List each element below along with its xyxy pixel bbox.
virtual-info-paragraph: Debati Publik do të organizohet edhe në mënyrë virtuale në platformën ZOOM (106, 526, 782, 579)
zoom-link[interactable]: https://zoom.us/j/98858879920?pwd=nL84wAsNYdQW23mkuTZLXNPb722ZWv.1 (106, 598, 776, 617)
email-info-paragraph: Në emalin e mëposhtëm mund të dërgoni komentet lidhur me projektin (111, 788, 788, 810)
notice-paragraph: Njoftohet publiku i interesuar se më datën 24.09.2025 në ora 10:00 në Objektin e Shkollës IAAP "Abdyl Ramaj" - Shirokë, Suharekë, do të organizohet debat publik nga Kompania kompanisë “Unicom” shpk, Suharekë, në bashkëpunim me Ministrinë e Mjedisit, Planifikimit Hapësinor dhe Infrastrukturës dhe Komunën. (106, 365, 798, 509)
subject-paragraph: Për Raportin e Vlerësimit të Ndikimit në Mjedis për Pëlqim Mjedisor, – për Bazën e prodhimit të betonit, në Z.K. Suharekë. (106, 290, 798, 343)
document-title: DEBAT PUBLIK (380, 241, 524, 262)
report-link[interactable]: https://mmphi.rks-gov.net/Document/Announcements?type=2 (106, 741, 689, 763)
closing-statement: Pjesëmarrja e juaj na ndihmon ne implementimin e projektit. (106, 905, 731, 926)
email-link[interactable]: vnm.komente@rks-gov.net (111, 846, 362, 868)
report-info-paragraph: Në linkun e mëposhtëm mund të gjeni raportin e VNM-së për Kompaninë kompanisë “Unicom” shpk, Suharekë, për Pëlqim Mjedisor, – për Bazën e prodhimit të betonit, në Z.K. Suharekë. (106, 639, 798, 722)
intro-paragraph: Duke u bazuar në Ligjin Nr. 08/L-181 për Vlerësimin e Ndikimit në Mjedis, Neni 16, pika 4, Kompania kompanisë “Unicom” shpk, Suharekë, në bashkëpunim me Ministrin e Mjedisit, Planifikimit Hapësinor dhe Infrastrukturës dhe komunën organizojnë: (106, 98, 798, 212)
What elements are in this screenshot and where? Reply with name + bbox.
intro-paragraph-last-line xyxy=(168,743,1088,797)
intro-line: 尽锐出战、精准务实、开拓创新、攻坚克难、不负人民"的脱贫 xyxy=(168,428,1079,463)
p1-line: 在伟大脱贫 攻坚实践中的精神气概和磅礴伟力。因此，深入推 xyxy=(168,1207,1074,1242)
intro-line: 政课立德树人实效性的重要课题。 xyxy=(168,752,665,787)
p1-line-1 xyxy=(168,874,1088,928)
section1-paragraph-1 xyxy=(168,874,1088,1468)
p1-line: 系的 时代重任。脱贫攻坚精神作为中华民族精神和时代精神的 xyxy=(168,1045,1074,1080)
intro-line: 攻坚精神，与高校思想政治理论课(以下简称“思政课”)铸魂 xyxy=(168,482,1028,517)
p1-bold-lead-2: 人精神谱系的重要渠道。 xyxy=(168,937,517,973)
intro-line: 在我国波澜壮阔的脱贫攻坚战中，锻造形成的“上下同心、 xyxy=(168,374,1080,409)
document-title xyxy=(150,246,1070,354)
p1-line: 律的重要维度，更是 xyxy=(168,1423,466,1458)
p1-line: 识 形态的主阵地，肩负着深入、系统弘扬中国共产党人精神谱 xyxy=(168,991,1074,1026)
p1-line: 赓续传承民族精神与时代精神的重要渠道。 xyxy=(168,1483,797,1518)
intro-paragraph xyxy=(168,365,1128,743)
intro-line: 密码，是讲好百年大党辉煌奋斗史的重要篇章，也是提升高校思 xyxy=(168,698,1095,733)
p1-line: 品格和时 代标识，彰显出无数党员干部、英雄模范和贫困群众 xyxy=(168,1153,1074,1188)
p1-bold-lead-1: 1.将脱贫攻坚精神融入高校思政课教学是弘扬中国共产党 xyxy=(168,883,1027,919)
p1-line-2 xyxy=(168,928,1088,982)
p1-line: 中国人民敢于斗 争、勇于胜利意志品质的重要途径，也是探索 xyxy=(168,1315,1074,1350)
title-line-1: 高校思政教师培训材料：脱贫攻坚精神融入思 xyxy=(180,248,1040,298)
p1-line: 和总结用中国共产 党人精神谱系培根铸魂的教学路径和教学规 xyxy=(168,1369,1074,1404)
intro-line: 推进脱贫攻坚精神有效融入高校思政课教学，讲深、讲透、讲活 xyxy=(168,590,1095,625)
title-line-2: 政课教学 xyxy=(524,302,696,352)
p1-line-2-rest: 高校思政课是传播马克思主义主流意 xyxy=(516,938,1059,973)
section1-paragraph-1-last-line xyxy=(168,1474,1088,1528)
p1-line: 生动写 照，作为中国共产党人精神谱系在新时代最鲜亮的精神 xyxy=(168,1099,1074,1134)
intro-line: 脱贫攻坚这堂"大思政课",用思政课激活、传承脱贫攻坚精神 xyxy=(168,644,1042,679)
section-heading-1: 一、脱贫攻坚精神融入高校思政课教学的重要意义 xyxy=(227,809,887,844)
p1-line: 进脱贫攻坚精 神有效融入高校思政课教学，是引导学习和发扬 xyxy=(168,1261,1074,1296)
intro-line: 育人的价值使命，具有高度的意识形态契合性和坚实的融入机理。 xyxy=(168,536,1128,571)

* [The problem]
Copy every line above word for word.

* [Worked solution]
List each element below along with its xyxy pixel bbox.
virtual-info-paragraph: Debati Publik do të organizohet edhe në mënyrë virtuale në platformën ZOOM (106, 526, 782, 579)
zoom-link[interactable]: https://zoom.us/j/98858879920?pwd=nL84wAsNYdQW23mkuTZLXNPb722ZWv.1 (106, 598, 776, 617)
email-info-paragraph: Në emalin e mëposhtëm mund të dërgoni komentet lidhur me projektin (111, 788, 788, 810)
notice-paragraph: Njoftohet publiku i interesuar se më datën 24.09.2025 në ora 10:00 në Objektin e Shkollës IAAP "Abdyl Ramaj" - Shirokë, Suharekë, do të organizohet debat publik nga Kompania kompanisë “Unicom” shpk, Suharekë, në bashkëpunim me Ministrinë e Mjedisit, Planifikimit Hapësinor dhe Infrastrukturës dhe Komunën. (106, 365, 798, 509)
subject-paragraph: Për Raportin e Vlerësimit të Ndikimit në Mjedis për Pëlqim Mjedisor, – për Bazën e prodhimit të betonit, në Z.K. Suharekë. (106, 290, 798, 343)
document-title: DEBAT PUBLIK (380, 241, 524, 262)
report-link[interactable]: https://mmphi.rks-gov.net/Document/Announcements?type=2 (106, 741, 689, 763)
closing-statement: Pjesëmarrja e juaj na ndihmon ne implementimin e projektit. (106, 905, 731, 926)
email-link[interactable]: vnm.komente@rks-gov.net (111, 846, 362, 868)
report-info-paragraph: Në linkun e mëposhtëm mund të gjeni raportin e VNM-së për Kompaninë kompanisë “Unicom” shpk, Suharekë, për Pëlqim Mjedisor, – për Bazën e prodhimit të betonit, në Z.K. Suharekë. (106, 639, 798, 722)
intro-paragraph: Duke u bazuar në Ligjin Nr. 08/L-181 për Vlerësimin e Ndikimit në Mjedis, Neni 16, pika 4, Kompania kompanisë “Unicom” shpk, Suharekë, në bashkëpunim me Ministrin e Mjedisit, Planifikimit Hapësinor dhe Infrastrukturës dhe komunën organizojnë: (106, 98, 798, 212)
What elements are in this screenshot and where? Reply with name + bbox.
intro-paragraph-last-line xyxy=(168,743,1088,797)
intro-line: 尽锐出战、精准务实、开拓创新、攻坚克难、不负人民"的脱贫 xyxy=(168,428,1079,463)
p1-line: 在伟大脱贫 攻坚实践中的精神气概和磅礴伟力。因此，深入推 xyxy=(168,1207,1074,1242)
intro-line: 政课立德树人实效性的重要课题。 xyxy=(168,752,665,787)
p1-line-1 xyxy=(168,874,1088,928)
section1-paragraph-1 xyxy=(168,874,1088,1468)
p1-line: 系的 时代重任。脱贫攻坚精神作为中华民族精神和时代精神的 xyxy=(168,1045,1074,1080)
intro-line: 攻坚精神，与高校思想政治理论课(以下简称“思政课”)铸魂 xyxy=(168,482,1028,517)
p1-bold-lead-2: 人精神谱系的重要渠道。 xyxy=(168,937,517,973)
intro-line: 在我国波澜壮阔的脱贫攻坚战中，锻造形成的“上下同心、 xyxy=(168,374,1080,409)
document-title xyxy=(150,246,1070,354)
p1-line: 律的重要维度，更是 xyxy=(168,1423,466,1458)
p1-line: 识 形态的主阵地，肩负着深入、系统弘扬中国共产党人精神谱 xyxy=(168,991,1074,1026)
p1-line: 赓续传承民族精神与时代精神的重要渠道。 xyxy=(168,1483,797,1518)
intro-paragraph xyxy=(168,365,1128,743)
intro-line: 密码，是讲好百年大党辉煌奋斗史的重要篇章，也是提升高校思 xyxy=(168,698,1095,733)
p1-line: 品格和时 代标识，彰显出无数党员干部、英雄模范和贫困群众 xyxy=(168,1153,1074,1188)
p1-bold-lead-1: 1.将脱贫攻坚精神融入高校思政课教学是弘扬中国共产党 xyxy=(168,883,1027,919)
p1-line-2 xyxy=(168,928,1088,982)
p1-line: 中国人民敢于斗 争、勇于胜利意志品质的重要途径，也是探索 xyxy=(168,1315,1074,1350)
title-line-1: 高校思政教师培训材料：脱贫攻坚精神融入思 xyxy=(180,248,1040,298)
p1-line: 和总结用中国共产 党人精神谱系培根铸魂的教学路径和教学规 xyxy=(168,1369,1074,1404)
intro-line: 推进脱贫攻坚精神有效融入高校思政课教学，讲深、讲透、讲活 xyxy=(168,590,1095,625)
title-line-2: 政课教学 xyxy=(524,302,696,352)
p1-line-2-rest: 高校思政课是传播马克思主义主流意 xyxy=(516,938,1059,973)
section1-paragraph-1-last-line xyxy=(168,1474,1088,1528)
p1-line: 生动写 照，作为中国共产党人精神谱系在新时代最鲜亮的精神 xyxy=(168,1099,1074,1134)
intro-line: 脱贫攻坚这堂"大思政课",用思政课激活、传承脱贫攻坚精神 xyxy=(168,644,1042,679)
section-heading-1: 一、脱贫攻坚精神融入高校思政课教学的重要意义 xyxy=(227,809,887,844)
p1-line: 进脱贫攻坚精 神有效融入高校思政课教学，是引导学习和发扬 xyxy=(168,1261,1074,1296)
intro-line: 育人的价值使命，具有高度的意识形态契合性和坚实的融入机理。 xyxy=(168,536,1128,571)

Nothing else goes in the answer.